Short task
Filter the listing and keep only the lines with the word "place".

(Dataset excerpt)
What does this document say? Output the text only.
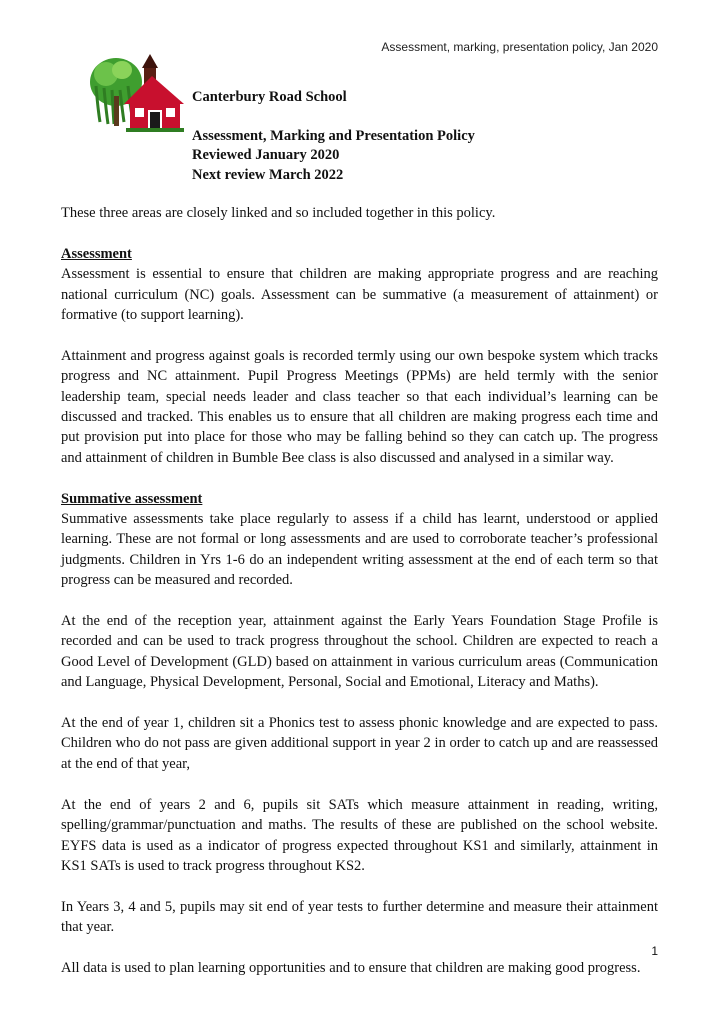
Assessment, marking, presentation policy, Jan 2020
Canterbury Road School
Assessment, Marking and Presentation Policy
Reviewed January 2020
Next review March 2022

These three areas are closely linked and so included together in this policy.

Assessment

Assessment is essential to ensure that children are making appropriate progress and are reaching national curriculum (NC) goals. Assessment can be summative (a measurement of attainment) or formative (to support learning).

Attainment and progress against goals is recorded termly using our own bespoke system which tracks progress and NC attainment. Pupil Progress Meetings (PPMs) are held termly with the senior leadership team, special needs leader and class teacher so that each individual’s learning can be discussed and tracked. This enables us to ensure that all children are making progress each time and put provision put into place for those who may be falling behind so they can catch up. The progress and attainment of children in Bumble Bee class is also discussed and analysed in a similar way.

Summative assessment

Summative assessments take place regularly to assess if a child has learnt, understood or applied learning. These are not formal or long assessments and are used to corroborate teacher’s professional judgments. Children in Yrs 1-6 do an independent writing assessment at the end of each term so that progress can be measured and recorded.

At the end of the reception year, attainment against the Early Years Foundation Stage Profile is recorded and can be used to track progress throughout the school. Children are expected to reach a Good Level of Development (GLD) based on attainment in various curriculum areas (Communication and Language, Physical Development, Personal, Social and Emotional, Literacy and Maths).

At the end of year 1, children sit a Phonics test to assess phonic knowledge and are expected to pass. Children who do not pass are given additional support in year 2 in order to catch up and are reassessed at the end of that year,

At the end of years 2 and 6, pupils sit SATs which measure attainment in reading, writing, spelling/grammar/punctuation and maths. The results of these are published on the school website. EYFS data is used as a indicator of progress expected throughout KS1 and similarly, attainment in KS1 SATs is used to track progress throughout KS2.

In Years 3, 4 and 5, pupils may sit end of year tests to further determine and measure their attainment that year.

All data is used to plan learning opportunities and to ensure that children are making good progress.

1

Full output
Attainment and progress against goals is recorded termly using our own bespoke system which tracks progress and NC attainment. Pupil Progress Meetings (PPMs) are held termly with the senior leadership team, special needs leader and class teacher so that each individual’s learning can be discussed and tracked. This enables us to ensure that all children are making progress each time and put provision put into place for those who may be falling behind so they can catch up. The progress and attainment of children in Bumble Bee class is also discussed and analysed in a similar way.
Summative assessments take place regularly to assess if a child has learnt, understood or applied learning. These are not formal or long assessments and are used to corroborate teacher’s professional judgments. Children in Yrs 1-6 do an independent writing assessment at the end of each term so that progress can be measured and recorded.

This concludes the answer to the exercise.